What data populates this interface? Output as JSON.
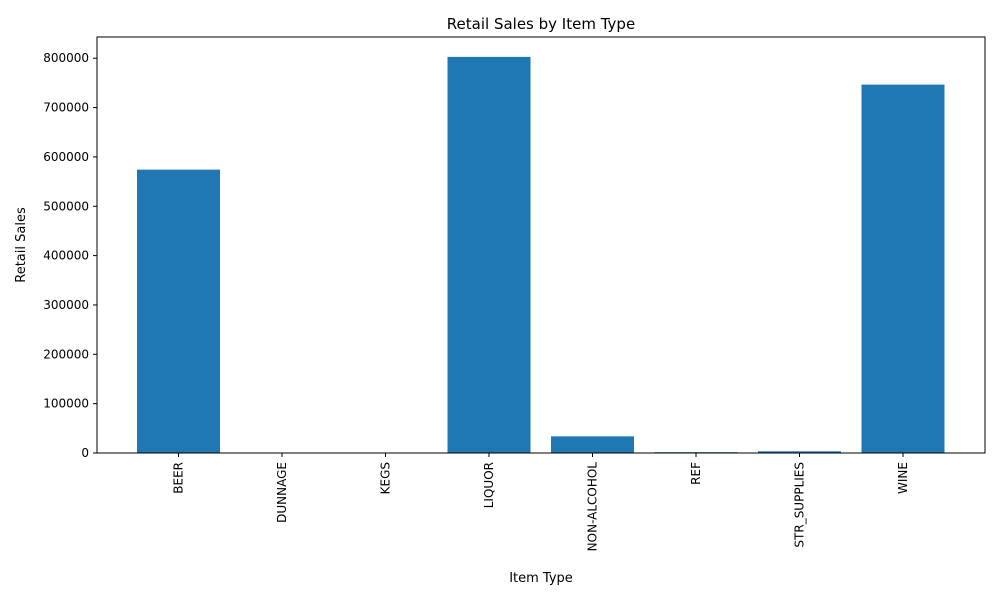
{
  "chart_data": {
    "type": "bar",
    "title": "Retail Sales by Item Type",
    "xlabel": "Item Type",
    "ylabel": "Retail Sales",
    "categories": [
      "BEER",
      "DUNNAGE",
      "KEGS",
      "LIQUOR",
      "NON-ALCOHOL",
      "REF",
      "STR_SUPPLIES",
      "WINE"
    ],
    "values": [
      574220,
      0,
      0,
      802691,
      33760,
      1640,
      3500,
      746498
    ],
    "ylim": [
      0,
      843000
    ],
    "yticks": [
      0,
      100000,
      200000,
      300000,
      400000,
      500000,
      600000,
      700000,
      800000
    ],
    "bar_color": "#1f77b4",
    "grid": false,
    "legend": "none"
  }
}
-----
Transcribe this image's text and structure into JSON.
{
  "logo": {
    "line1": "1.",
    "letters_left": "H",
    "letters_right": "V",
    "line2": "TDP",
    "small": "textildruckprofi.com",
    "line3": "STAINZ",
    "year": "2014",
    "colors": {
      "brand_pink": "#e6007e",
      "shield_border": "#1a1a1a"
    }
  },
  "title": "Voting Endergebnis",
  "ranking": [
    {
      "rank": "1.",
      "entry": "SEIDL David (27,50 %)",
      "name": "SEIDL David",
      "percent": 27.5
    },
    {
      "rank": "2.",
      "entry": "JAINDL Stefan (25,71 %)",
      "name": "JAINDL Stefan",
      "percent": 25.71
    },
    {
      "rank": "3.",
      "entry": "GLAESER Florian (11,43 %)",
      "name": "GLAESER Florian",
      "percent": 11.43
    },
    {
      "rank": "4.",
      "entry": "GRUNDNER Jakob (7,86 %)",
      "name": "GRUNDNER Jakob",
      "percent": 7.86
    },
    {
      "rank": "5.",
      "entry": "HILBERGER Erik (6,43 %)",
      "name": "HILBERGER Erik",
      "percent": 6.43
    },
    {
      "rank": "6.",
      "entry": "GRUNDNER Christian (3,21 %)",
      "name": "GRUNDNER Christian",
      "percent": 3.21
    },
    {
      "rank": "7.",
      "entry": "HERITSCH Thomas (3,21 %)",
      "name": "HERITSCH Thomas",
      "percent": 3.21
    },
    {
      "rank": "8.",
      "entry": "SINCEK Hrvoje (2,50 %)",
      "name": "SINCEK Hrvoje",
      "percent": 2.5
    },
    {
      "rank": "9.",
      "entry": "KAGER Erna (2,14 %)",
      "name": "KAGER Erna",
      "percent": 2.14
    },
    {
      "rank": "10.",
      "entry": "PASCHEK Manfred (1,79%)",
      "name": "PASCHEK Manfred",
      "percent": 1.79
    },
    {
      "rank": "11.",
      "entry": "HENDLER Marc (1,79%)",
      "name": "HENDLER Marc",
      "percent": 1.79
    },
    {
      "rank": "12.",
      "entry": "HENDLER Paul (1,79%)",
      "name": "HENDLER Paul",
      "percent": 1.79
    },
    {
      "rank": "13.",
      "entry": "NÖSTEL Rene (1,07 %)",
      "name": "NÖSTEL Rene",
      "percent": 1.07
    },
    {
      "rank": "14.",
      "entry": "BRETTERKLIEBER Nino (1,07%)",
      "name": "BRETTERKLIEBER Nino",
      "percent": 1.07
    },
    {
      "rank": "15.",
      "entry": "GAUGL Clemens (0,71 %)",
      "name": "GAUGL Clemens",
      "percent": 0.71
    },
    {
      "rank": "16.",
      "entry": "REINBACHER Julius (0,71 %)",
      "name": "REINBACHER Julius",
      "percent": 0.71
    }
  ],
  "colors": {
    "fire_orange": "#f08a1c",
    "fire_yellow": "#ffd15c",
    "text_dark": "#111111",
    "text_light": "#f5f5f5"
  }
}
-----
:: GIVEN EXERCISE ::
Locate all lines that include the word "Rene" and copy them out.

:: SOLUTION TO THIS PROBLEM ::
      "entry": "NÖSTEL Rene (1,07 %)",
      "name": "NÖSTEL Rene",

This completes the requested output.